PROBLEM TO WORK ON -> From the entries below, tally how many lines contain "into" and report only that figure.

#### EXERCISE INPUT

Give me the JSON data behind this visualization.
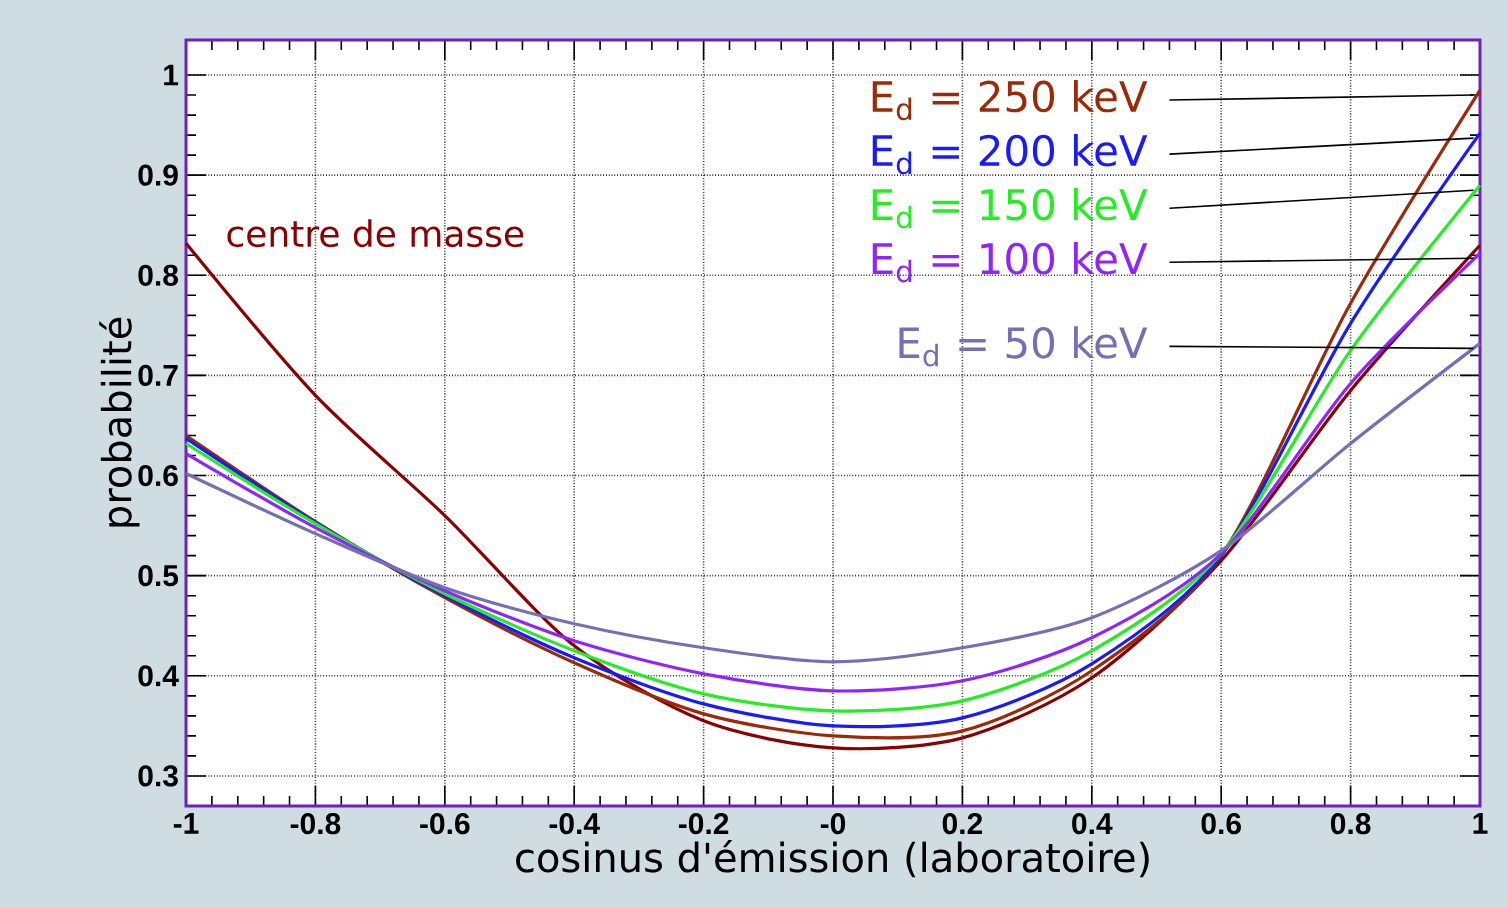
{
  "chart_data": {
    "type": "line",
    "xlabel": "cosinus d'émission (laboratoire)",
    "ylabel": "probabilité",
    "x": [
      -1,
      -0.8,
      -0.6,
      -0.4,
      -0.2,
      0,
      0.2,
      0.4,
      0.6,
      0.8,
      1
    ],
    "series": [
      {
        "name": "centre de masse",
        "color": "#8b0000",
        "values": [
          0.832,
          0.68,
          0.56,
          0.43,
          0.355,
          0.328,
          0.338,
          0.398,
          0.515,
          0.685,
          0.83
        ]
      },
      {
        "name": "E$_{d}$ = 250 keV",
        "color": "#9a2a08",
        "values": [
          0.64,
          0.554,
          0.478,
          0.413,
          0.362,
          0.34,
          0.345,
          0.405,
          0.52,
          0.772,
          0.985
        ]
      },
      {
        "name": "E$_{d}$ = 200 keV",
        "color": "#1a1aff",
        "values": [
          0.637,
          0.553,
          0.48,
          0.418,
          0.372,
          0.35,
          0.358,
          0.412,
          0.52,
          0.752,
          0.942
        ]
      },
      {
        "name": "E$_{d}$ = 150 keV",
        "color": "#22ee22",
        "values": [
          0.632,
          0.552,
          0.482,
          0.425,
          0.382,
          0.365,
          0.375,
          0.425,
          0.522,
          0.725,
          0.89
        ]
      },
      {
        "name": "E$_{d}$ = 100 keV",
        "color": "#9024ff",
        "values": [
          0.622,
          0.548,
          0.485,
          0.435,
          0.402,
          0.385,
          0.395,
          0.438,
          0.522,
          0.692,
          0.822
        ]
      },
      {
        "name": "E$_{d}$ = 50 keV",
        "color": "#7470b4",
        "values": [
          0.602,
          0.542,
          0.488,
          0.452,
          0.428,
          0.414,
          0.428,
          0.458,
          0.525,
          0.632,
          0.732
        ]
      }
    ],
    "xlim": [
      -1,
      1
    ],
    "ylim": [
      0.27,
      1.035
    ],
    "xticks": [
      -1,
      -0.8,
      -0.6,
      -0.4,
      -0.2,
      {
        "value": 0,
        "label": "-0"
      },
      0.2,
      0.4,
      0.6,
      0.8,
      1
    ],
    "yticks": [
      0.3,
      0.4,
      0.5,
      0.6,
      0.7,
      0.8,
      0.9,
      1
    ],
    "grid": true
  }
}
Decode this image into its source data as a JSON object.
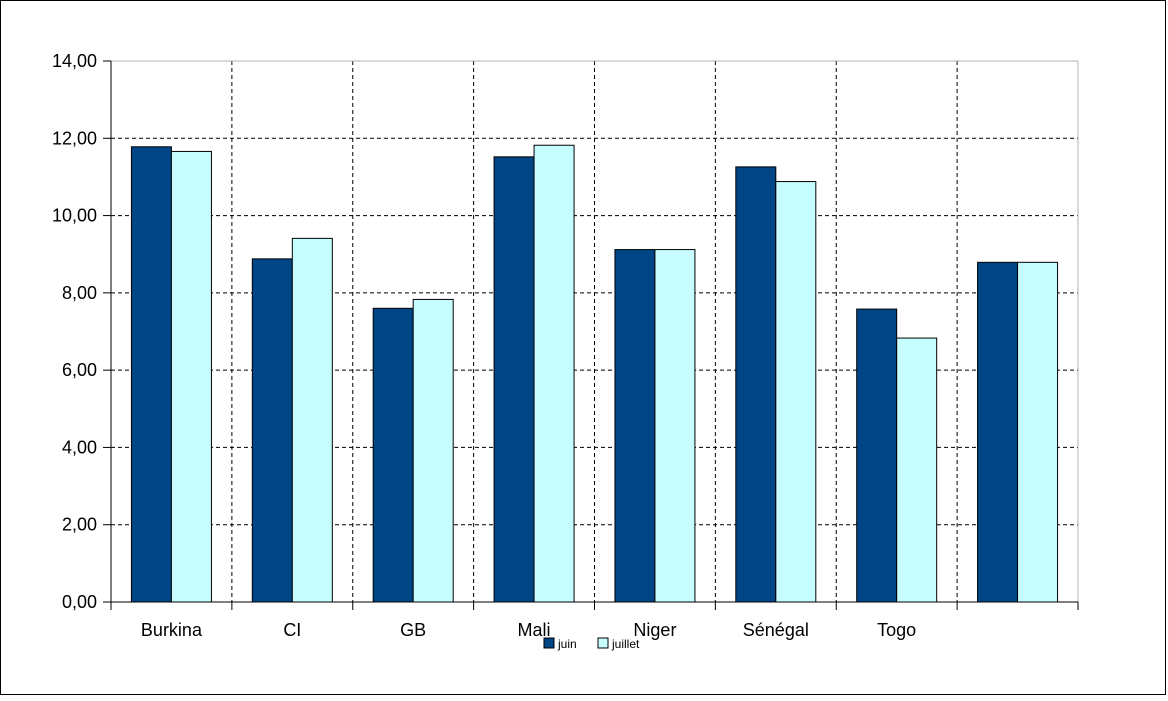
{
  "chart_data": {
    "type": "bar",
    "title": "",
    "xlabel": "",
    "ylabel": "",
    "categories": [
      "Burkina",
      "CI",
      "GB",
      "Mali",
      "Niger",
      "Sénégal",
      "Togo",
      ""
    ],
    "series": [
      {
        "name": "juin",
        "color": "#004586",
        "values": [
          11.78,
          8.88,
          7.6,
          11.52,
          9.12,
          11.26,
          7.58,
          8.79
        ]
      },
      {
        "name": "juillet",
        "color": "#c6feff",
        "values": [
          11.66,
          9.41,
          7.83,
          11.82,
          9.12,
          10.88,
          6.83,
          8.79
        ]
      }
    ],
    "ylim": [
      0,
      14
    ],
    "yticks": [
      "0,00",
      "2,00",
      "4,00",
      "6,00",
      "8,00",
      "10,00",
      "12,00",
      "14,00"
    ],
    "ytick_values": [
      0,
      2,
      4,
      6,
      8,
      10,
      12,
      14
    ],
    "grid": true,
    "legend_position": "bottom-center"
  }
}
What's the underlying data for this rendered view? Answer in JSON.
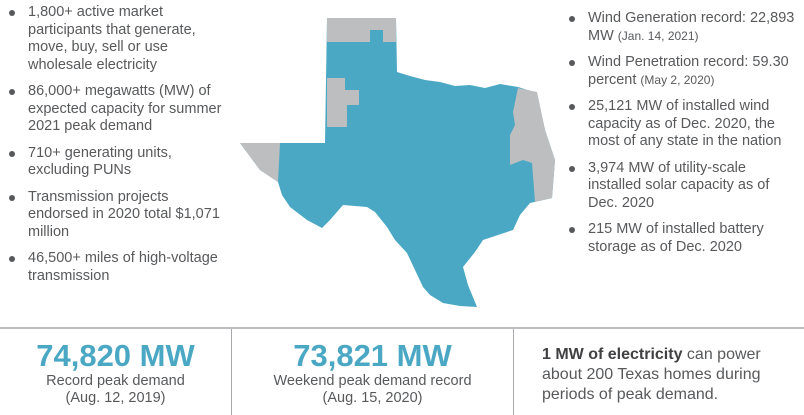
{
  "left_facts": [
    "1,800+ active market participants that generate, move, buy, sell or use wholesale electricity",
    "86,000+ megawatts (MW) of expected capacity for summer 2021 peak demand",
    "710+ generating units, excluding PUNs",
    "Transmission projects endorsed in 2020 total $1,071 million",
    "46,500+ miles of high-voltage transmission"
  ],
  "right_facts": [
    {
      "text": "Wind Generation record: 22,893 MW",
      "note": "(Jan. 14, 2021)"
    },
    {
      "text": "Wind Penetration record: 59.30 percent",
      "note": "(May 2, 2020)"
    },
    {
      "text": "25,121 MW of installed wind capacity as of Dec. 2020, the most of any state in the nation",
      "note": ""
    },
    {
      "text": "3,974 MW of utility-scale installed solar capacity as of Dec. 2020",
      "note": ""
    },
    {
      "text": "215 MW of installed battery storage as of Dec. 2020",
      "note": ""
    }
  ],
  "stats": [
    {
      "value": "74,820 MW",
      "label": "Record peak demand",
      "date": "(Aug. 12, 2019)"
    },
    {
      "value": "73,821 MW",
      "label": "Weekend peak demand record",
      "date": "(Aug. 15, 2020)"
    }
  ],
  "homes": {
    "bold": "1 MW of electricity",
    "rest": " can power about 200 Texas homes during periods of peak demand."
  },
  "colors": {
    "accent": "#4aa8c4",
    "gray": "#bcbec0",
    "text": "#58595b"
  }
}
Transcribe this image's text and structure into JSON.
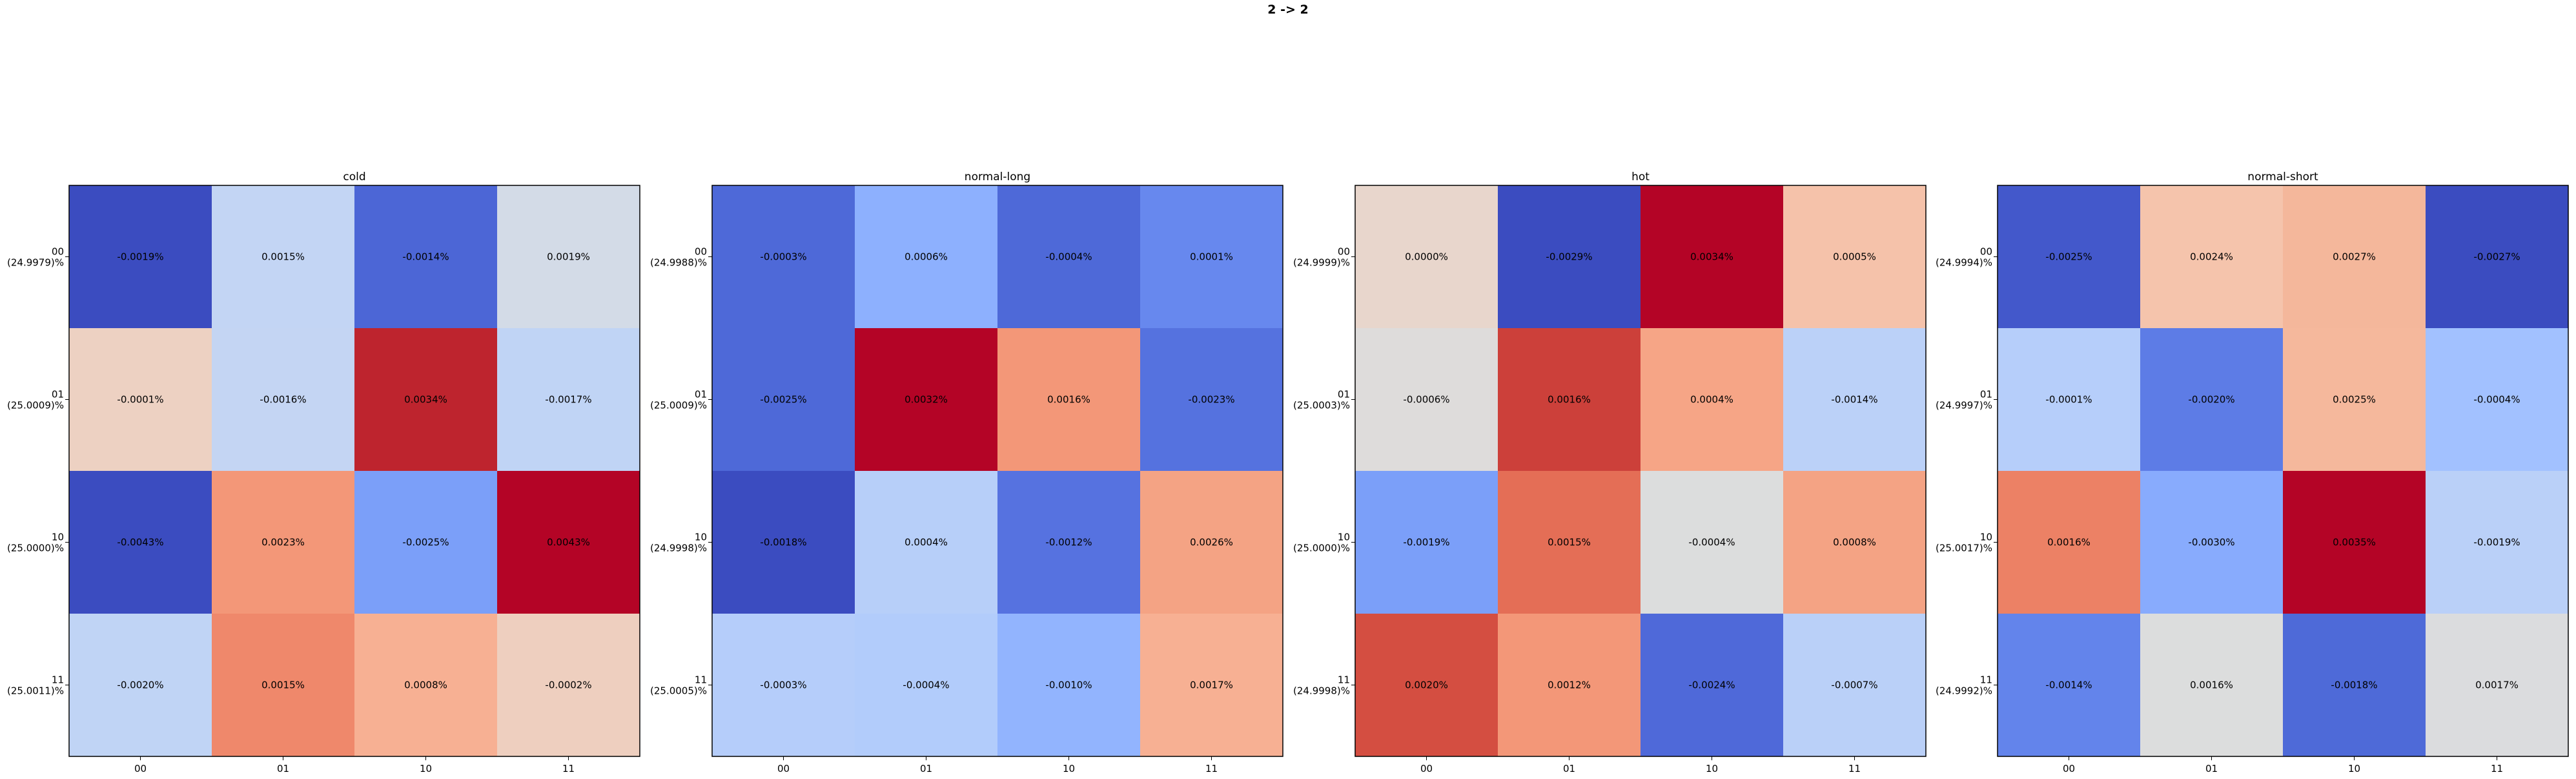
{
  "suptitle": "2 -> 2",
  "chart_data": [
    {
      "type": "heatmap",
      "title": "cold",
      "x_tick_labels": [
        "00",
        "01",
        "10",
        "11"
      ],
      "y_tick_labels": [
        "00\n(24.9979)%",
        "01\n(25.0009)%",
        "10\n(25.0000)%",
        "11\n(25.0011)%"
      ],
      "values": [
        [
          -0.0019,
          0.0015,
          -0.0014,
          0.0019
        ],
        [
          -0.0001,
          -0.0016,
          0.0034,
          -0.0017
        ],
        [
          -0.0043,
          0.0023,
          -0.0025,
          0.0043
        ],
        [
          -0.002,
          0.0015,
          0.0008,
          -0.0002
        ]
      ],
      "cell_labels": [
        [
          "-0.0019%",
          "0.0015%",
          "-0.0014%",
          "0.0019%"
        ],
        [
          "-0.0001%",
          "-0.0016%",
          "0.0034%",
          "-0.0017%"
        ],
        [
          "-0.0043%",
          "0.0023%",
          "-0.0025%",
          "0.0043%"
        ],
        [
          "-0.0020%",
          "0.0015%",
          "0.0008%",
          "-0.0002%"
        ]
      ],
      "cell_colors": [
        [
          "#3b4cc0",
          "#c3d5f4",
          "#4c66d6",
          "#d3dbe7"
        ],
        [
          "#edd1c2",
          "#c4d5f3",
          "#be242e",
          "#c0d4f5"
        ],
        [
          "#3b4cc0",
          "#f39778",
          "#7b9ff9",
          "#b40426"
        ],
        [
          "#c0d4f5",
          "#ef886b",
          "#f7b093",
          "#eecfbf"
        ]
      ]
    },
    {
      "type": "heatmap",
      "title": "normal-long",
      "x_tick_labels": [
        "00",
        "01",
        "10",
        "11"
      ],
      "y_tick_labels": [
        "00\n(24.9988)%",
        "01\n(25.0009)%",
        "10\n(24.9998)%",
        "11\n(25.0005)%"
      ],
      "values": [
        [
          -0.0003,
          0.0006,
          -0.0004,
          0.0001
        ],
        [
          -0.0025,
          0.0032,
          0.0016,
          -0.0023
        ],
        [
          -0.0018,
          0.0004,
          -0.0012,
          0.0026
        ],
        [
          -0.0003,
          -0.0004,
          -0.001,
          0.0017
        ]
      ],
      "cell_labels": [
        [
          "-0.0003%",
          "0.0006%",
          "-0.0004%",
          "0.0001%"
        ],
        [
          "-0.0025%",
          "0.0032%",
          "0.0016%",
          "-0.0023%"
        ],
        [
          "-0.0018%",
          "0.0004%",
          "-0.0012%",
          "0.0026%"
        ],
        [
          "-0.0003%",
          "-0.0004%",
          "-0.0010%",
          "0.0017%"
        ]
      ],
      "cell_colors": [
        [
          "#4e69d8",
          "#8db0fe",
          "#4e69d8",
          "#6788ee"
        ],
        [
          "#4e69d8",
          "#b40426",
          "#f39778",
          "#5572df"
        ],
        [
          "#3b4cc0",
          "#b7cff9",
          "#5672e0",
          "#f4a384"
        ],
        [
          "#b5cdfa",
          "#b2ccfb",
          "#92b4fe",
          "#f7b093"
        ]
      ]
    },
    {
      "type": "heatmap",
      "title": "hot",
      "x_tick_labels": [
        "00",
        "01",
        "10",
        "11"
      ],
      "y_tick_labels": [
        "00\n(24.9999)%",
        "01\n(25.0003)%",
        "10\n(25.0000)%",
        "11\n(24.9998)%"
      ],
      "values": [
        [
          0.0,
          -0.0029,
          0.0034,
          0.0005
        ],
        [
          -0.0006,
          0.0016,
          0.0004,
          -0.0014
        ],
        [
          -0.0019,
          0.0015,
          -0.0004,
          0.0008
        ],
        [
          0.002,
          0.0012,
          -0.0024,
          -0.0007
        ]
      ],
      "cell_labels": [
        [
          "0.0000%",
          "-0.0029%",
          "0.0034%",
          "0.0005%"
        ],
        [
          "-0.0006%",
          "0.0016%",
          "0.0004%",
          "-0.0014%"
        ],
        [
          "-0.0019%",
          "0.0015%",
          "-0.0004%",
          "0.0008%"
        ],
        [
          "0.0020%",
          "0.0012%",
          "-0.0024%",
          "-0.0007%"
        ]
      ],
      "cell_colors": [
        [
          "#e8d6cc",
          "#3b4cc0",
          "#b40426",
          "#f5c2aa"
        ],
        [
          "#dedcdb",
          "#cc403a",
          "#f6a586",
          "#bbd1f8"
        ],
        [
          "#7b9ff9",
          "#e46e56",
          "#dcdddd",
          "#f4a384"
        ],
        [
          "#d44e41",
          "#f39778",
          "#4f69d9",
          "#bad0f8"
        ]
      ]
    },
    {
      "type": "heatmap",
      "title": "normal-short",
      "x_tick_labels": [
        "00",
        "01",
        "10",
        "11"
      ],
      "y_tick_labels": [
        "00\n(24.9994)%",
        "01\n(24.9997)%",
        "10\n(25.0017)%",
        "11\n(24.9992)%"
      ],
      "values": [
        [
          -0.0025,
          0.0024,
          0.0027,
          -0.0027
        ],
        [
          -0.0001,
          -0.002,
          0.0025,
          -0.0004
        ],
        [
          0.0016,
          -0.003,
          0.0035,
          -0.0019
        ],
        [
          -0.0014,
          0.0016,
          -0.0018,
          0.0017
        ]
      ],
      "cell_labels": [
        [
          "-0.0025%",
          "0.0024%",
          "0.0027%",
          "-0.0027%"
        ],
        [
          "-0.0001%",
          "-0.0020%",
          "0.0025%",
          "-0.0004%"
        ],
        [
          "0.0016%",
          "-0.0030%",
          "0.0035%",
          "-0.0019%"
        ],
        [
          "-0.0014%",
          "0.0016%",
          "-0.0018%",
          "0.0017%"
        ]
      ],
      "cell_colors": [
        [
          "#4358cb",
          "#f5c4ac",
          "#f4b79b",
          "#3b4cc0"
        ],
        [
          "#b6cefa",
          "#5d7ce6",
          "#f5b89c",
          "#a2c1ff"
        ],
        [
          "#ec8165",
          "#88abfd",
          "#b40426",
          "#bad0f8"
        ],
        [
          "#6384eb",
          "#dcdddd",
          "#4e6ad8",
          "#dbdcde"
        ]
      ]
    }
  ]
}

########

EXERCISE RESULT -> 2